PROVIDED DATA:
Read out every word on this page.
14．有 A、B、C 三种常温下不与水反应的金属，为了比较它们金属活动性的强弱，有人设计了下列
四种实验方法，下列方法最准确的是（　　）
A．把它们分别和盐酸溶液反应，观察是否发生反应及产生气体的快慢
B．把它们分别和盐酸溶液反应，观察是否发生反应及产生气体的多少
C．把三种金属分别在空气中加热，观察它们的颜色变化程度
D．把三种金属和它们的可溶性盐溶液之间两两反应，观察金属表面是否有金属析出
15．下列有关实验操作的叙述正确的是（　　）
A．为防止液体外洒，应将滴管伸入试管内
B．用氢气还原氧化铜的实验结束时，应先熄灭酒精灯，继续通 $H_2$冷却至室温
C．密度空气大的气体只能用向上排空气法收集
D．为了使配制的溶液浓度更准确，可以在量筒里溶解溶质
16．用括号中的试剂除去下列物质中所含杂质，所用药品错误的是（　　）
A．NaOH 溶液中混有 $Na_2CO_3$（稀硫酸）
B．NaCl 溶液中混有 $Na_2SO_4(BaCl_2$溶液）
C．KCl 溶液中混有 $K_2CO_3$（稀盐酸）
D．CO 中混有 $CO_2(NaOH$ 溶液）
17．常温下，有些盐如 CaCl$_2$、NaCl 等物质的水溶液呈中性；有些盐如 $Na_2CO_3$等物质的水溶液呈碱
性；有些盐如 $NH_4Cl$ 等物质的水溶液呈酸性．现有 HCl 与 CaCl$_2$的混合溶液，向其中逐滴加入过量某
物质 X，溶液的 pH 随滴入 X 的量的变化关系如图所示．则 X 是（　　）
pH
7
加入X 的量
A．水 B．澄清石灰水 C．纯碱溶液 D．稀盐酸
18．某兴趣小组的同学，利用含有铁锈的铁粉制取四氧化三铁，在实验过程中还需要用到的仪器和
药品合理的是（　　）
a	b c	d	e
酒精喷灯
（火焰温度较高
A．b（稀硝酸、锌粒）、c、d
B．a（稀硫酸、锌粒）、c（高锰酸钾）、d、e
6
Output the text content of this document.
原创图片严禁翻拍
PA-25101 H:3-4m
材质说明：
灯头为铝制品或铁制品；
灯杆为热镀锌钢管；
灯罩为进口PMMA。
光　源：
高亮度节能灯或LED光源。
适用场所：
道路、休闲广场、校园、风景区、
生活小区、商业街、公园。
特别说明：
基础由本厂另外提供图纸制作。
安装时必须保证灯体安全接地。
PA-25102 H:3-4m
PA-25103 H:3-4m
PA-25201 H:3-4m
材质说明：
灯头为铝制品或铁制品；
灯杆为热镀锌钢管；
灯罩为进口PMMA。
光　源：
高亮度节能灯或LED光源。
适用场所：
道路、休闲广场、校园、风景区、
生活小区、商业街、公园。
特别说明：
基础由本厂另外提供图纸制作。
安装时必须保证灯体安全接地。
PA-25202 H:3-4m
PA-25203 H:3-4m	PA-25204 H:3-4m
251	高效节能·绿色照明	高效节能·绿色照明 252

GIVEN TASK: Give back the whole listing, word for word.

CORRECT RESPONSE:
Read out every word on this page.
14．有 A、B、C 三种常温下不与水反应的金属，为了比较它们金属活动性的强弱，有人设计了下列
四种实验方法，下列方法最准确的是（　　）
A．把它们分别和盐酸溶液反应，观察是否发生反应及产生气体的快慢
B．把它们分别和盐酸溶液反应，观察是否发生反应及产生气体的多少
C．把三种金属分别在空气中加热，观察它们的颜色变化程度
D．把三种金属和它们的可溶性盐溶液之间两两反应，观察金属表面是否有金属析出
15．下列有关实验操作的叙述正确的是（　　）
A．为防止液体外洒，应将滴管伸入试管内
B．用氢气还原氧化铜的实验结束时，应先熄灭酒精灯，继续通 $H_2$冷却至室温
C．密度空气大的气体只能用向上排空气法收集
D．为了使配制的溶液浓度更准确，可以在量筒里溶解溶质
16．用括号中的试剂除去下列物质中所含杂质，所用药品错误的是（　　）
A．NaOH 溶液中混有 $Na_2CO_3$（稀硫酸）
B．NaCl 溶液中混有 $Na_2SO_4(BaCl_2$溶液）
C．KCl 溶液中混有 $K_2CO_3$（稀盐酸）
D．CO 中混有 $CO_2(NaOH$ 溶液）
17．常温下，有些盐如 CaCl$_2$、NaCl 等物质的水溶液呈中性；有些盐如 $Na_2CO_3$等物质的水溶液呈碱
性；有些盐如 $NH_4Cl$ 等物质的水溶液呈酸性．现有 HCl 与 CaCl$_2$的混合溶液，向其中逐滴加入过量某
物质 X，溶液的 pH 随滴入 X 的量的变化关系如图所示．则 X 是（　　）
pH
7
加入X 的量
A．水 B．澄清石灰水 C．纯碱溶液 D．稀盐酸
18．某兴趣小组的同学，利用含有铁锈的铁粉制取四氧化三铁，在实验过程中还需要用到的仪器和
药品合理的是（　　）
a	b c	d	e
酒精喷灯
（火焰温度较高
A．b（稀硝酸、锌粒）、c、d
B．a（稀硫酸、锌粒）、c（高锰酸钾）、d、e
6
Output the text content of this document.
原创图片严禁翻拍
PA-25101 H:3-4m
材质说明：
灯头为铝制品或铁制品；
灯杆为热镀锌钢管；
灯罩为进口PMMA。
光　源：
高亮度节能灯或LED光源。
适用场所：
道路、休闲广场、校园、风景区、
生活小区、商业街、公园。
特别说明：
基础由本厂另外提供图纸制作。
安装时必须保证灯体安全接地。
PA-25102 H:3-4m
PA-25103 H:3-4m
PA-25201 H:3-4m
材质说明：
灯头为铝制品或铁制品；
灯杆为热镀锌钢管；
灯罩为进口PMMA。
光　源：
高亮度节能灯或LED光源。
适用场所：
道路、休闲广场、校园、风景区、
生活小区、商业街、公园。
特别说明：
基础由本厂另外提供图纸制作。
安装时必须保证灯体安全接地。
PA-25202 H:3-4m
PA-25203 H:3-4m	PA-25204 H:3-4m
251	高效节能·绿色照明	高效节能·绿色照明 252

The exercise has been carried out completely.